#### Records shown

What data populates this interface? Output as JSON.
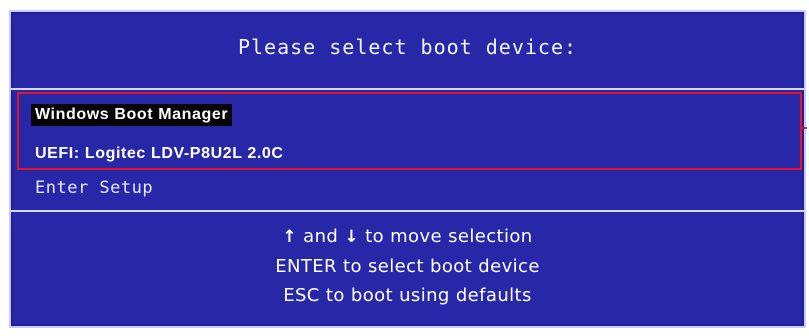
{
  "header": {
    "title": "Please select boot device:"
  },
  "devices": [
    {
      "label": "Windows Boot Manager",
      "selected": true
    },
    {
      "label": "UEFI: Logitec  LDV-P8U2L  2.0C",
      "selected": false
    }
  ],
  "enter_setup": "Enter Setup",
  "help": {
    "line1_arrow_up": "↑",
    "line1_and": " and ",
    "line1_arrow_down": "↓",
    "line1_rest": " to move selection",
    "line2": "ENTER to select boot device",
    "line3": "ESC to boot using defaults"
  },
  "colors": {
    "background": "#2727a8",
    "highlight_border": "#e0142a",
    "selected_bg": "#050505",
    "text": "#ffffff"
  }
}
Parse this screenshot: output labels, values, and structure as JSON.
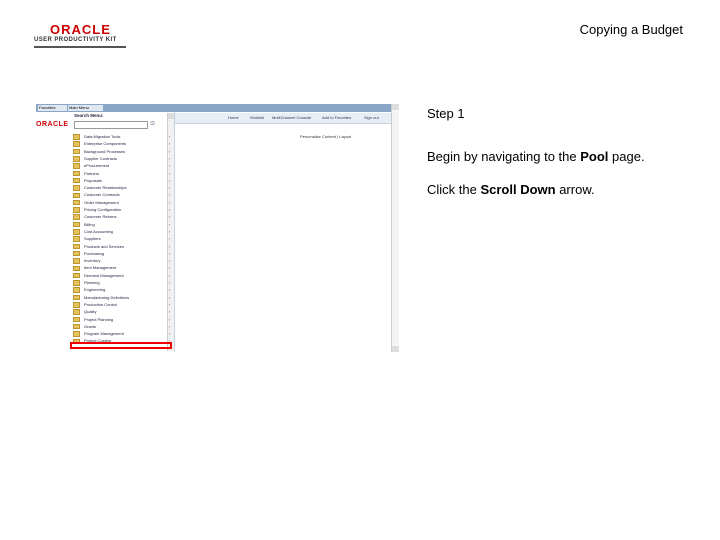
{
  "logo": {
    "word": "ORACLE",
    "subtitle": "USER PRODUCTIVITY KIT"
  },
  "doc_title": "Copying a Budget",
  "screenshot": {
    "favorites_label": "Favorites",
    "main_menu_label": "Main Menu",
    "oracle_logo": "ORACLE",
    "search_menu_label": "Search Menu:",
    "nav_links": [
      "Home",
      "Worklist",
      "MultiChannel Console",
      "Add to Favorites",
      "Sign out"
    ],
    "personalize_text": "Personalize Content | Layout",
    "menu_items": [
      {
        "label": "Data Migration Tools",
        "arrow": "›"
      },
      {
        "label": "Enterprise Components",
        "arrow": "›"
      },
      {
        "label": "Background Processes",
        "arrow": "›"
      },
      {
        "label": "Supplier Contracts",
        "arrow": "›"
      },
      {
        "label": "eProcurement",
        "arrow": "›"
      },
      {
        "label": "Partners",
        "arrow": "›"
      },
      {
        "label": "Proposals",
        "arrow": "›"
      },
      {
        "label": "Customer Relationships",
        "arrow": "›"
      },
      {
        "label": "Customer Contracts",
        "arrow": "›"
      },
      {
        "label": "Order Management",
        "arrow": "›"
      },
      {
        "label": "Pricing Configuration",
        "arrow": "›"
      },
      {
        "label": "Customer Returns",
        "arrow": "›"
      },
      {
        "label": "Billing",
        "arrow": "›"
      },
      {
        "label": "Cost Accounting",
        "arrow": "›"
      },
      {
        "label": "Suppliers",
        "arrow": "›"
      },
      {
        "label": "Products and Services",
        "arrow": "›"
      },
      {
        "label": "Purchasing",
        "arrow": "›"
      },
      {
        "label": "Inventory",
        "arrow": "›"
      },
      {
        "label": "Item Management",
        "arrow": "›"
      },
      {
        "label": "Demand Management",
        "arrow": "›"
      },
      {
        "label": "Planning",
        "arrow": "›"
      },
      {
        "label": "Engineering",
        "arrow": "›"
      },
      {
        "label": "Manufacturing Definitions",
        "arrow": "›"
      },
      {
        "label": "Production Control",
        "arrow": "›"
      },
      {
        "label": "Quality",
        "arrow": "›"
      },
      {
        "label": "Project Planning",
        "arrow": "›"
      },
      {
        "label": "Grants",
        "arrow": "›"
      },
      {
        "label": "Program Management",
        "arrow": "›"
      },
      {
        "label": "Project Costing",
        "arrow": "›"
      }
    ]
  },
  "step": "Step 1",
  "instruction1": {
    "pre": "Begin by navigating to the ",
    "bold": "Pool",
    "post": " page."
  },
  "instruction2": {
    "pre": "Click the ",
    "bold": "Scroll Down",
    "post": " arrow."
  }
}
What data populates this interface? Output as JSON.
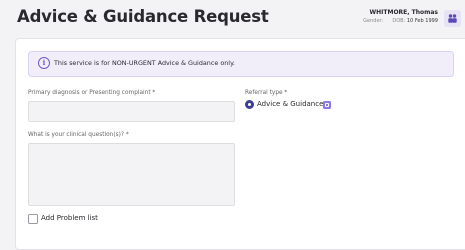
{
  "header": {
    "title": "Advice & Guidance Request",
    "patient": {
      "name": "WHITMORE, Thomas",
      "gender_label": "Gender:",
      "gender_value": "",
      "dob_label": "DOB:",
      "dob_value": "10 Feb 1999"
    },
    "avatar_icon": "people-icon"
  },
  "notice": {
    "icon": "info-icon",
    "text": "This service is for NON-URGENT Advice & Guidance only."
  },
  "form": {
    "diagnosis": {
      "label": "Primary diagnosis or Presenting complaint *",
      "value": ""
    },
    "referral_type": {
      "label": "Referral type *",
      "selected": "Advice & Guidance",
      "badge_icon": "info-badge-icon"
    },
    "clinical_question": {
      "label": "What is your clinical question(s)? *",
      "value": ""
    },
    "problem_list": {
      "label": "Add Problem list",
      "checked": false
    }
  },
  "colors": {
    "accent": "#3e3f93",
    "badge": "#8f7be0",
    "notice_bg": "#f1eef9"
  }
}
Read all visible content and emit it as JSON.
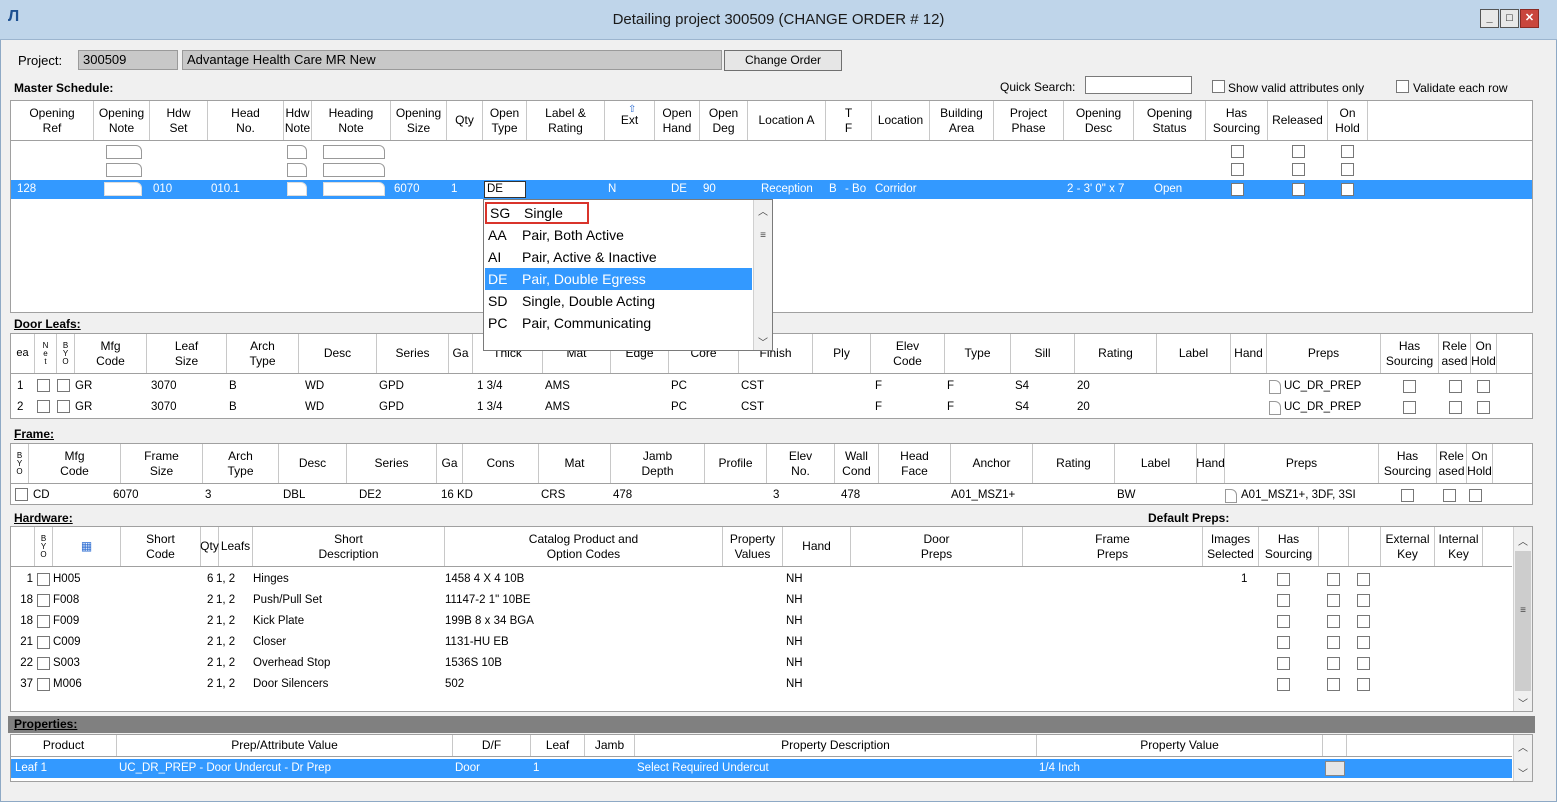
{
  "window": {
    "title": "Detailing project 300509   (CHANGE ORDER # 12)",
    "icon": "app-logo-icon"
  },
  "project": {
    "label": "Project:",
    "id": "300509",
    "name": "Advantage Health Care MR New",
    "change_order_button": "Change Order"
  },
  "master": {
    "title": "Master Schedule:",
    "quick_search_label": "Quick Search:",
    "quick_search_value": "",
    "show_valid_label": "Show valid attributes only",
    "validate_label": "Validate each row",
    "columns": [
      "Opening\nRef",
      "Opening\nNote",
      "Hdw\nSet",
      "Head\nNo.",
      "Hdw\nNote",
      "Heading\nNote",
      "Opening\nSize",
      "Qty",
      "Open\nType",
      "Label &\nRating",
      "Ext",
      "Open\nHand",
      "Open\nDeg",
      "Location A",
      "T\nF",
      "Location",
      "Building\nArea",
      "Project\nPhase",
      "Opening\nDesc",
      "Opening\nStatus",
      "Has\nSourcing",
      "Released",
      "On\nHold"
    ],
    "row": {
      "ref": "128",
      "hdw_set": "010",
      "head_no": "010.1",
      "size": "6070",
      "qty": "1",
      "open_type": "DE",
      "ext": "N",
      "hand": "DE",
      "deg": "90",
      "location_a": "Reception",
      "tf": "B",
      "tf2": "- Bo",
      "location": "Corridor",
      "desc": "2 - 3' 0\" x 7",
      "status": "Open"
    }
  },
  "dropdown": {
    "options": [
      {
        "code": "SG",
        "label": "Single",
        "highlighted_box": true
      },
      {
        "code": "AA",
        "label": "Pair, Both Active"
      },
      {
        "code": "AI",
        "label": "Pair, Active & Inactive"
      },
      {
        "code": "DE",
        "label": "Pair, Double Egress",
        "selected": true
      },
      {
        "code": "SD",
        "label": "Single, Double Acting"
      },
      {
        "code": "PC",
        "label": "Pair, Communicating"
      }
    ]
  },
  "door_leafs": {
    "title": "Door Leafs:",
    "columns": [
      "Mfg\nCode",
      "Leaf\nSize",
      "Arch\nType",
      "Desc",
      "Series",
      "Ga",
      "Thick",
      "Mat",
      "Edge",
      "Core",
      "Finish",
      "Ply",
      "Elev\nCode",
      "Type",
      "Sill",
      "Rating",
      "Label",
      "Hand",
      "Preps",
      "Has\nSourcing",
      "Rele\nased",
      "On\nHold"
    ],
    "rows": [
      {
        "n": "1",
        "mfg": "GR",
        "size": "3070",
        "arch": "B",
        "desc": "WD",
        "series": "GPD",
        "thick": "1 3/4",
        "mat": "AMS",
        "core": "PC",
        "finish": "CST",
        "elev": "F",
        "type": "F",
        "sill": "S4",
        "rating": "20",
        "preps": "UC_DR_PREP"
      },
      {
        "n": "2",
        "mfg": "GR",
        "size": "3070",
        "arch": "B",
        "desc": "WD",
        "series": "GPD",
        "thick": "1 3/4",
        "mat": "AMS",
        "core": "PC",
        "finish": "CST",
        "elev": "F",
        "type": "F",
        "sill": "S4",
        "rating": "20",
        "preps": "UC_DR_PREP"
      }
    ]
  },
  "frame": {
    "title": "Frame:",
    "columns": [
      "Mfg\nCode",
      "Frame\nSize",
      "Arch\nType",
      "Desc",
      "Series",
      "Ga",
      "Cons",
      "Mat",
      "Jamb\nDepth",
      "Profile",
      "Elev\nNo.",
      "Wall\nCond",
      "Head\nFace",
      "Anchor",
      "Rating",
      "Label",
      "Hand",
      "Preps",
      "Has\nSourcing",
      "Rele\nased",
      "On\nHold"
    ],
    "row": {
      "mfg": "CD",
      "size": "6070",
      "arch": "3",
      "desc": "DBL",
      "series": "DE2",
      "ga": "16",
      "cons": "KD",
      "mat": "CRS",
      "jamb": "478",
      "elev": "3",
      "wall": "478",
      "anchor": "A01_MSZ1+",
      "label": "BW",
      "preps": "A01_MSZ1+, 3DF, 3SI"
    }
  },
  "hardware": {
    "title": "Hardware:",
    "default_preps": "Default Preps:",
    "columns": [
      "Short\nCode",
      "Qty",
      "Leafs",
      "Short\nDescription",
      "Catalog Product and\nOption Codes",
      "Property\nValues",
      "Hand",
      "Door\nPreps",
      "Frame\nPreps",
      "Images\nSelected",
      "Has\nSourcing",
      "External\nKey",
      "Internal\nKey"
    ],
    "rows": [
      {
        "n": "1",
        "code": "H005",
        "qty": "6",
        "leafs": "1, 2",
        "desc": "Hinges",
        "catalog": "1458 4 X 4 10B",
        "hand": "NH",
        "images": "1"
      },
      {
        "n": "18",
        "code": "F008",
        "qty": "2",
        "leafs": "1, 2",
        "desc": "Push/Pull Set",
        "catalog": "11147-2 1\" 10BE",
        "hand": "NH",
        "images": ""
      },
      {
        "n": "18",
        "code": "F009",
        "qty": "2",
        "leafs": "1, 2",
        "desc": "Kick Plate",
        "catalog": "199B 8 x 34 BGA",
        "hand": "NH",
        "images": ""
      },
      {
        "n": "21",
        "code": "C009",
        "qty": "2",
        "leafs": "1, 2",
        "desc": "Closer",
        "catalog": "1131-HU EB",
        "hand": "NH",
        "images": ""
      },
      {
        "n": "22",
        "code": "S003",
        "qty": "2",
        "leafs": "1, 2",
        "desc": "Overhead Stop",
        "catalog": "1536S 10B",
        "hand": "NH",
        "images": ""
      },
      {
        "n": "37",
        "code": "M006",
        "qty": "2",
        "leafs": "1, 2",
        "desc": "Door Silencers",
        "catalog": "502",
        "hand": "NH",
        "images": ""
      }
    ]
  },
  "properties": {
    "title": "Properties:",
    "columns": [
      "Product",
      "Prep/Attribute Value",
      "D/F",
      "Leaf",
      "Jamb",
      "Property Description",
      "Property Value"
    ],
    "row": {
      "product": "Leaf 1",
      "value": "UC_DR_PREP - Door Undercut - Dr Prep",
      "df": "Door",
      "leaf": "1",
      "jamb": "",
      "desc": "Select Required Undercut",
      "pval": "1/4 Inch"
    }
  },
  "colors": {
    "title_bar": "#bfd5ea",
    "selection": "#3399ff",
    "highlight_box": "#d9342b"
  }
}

########

**Exercise requirements**
Look through the entries and find each line that has the string "Pair". Copy those lines.

**Right answer**
        "label": "Pair, Both Active"
        "label": "Pair, Active & Inactive"
        "label": "Pair, Double Egress",
        "label": "Pair, Communicating"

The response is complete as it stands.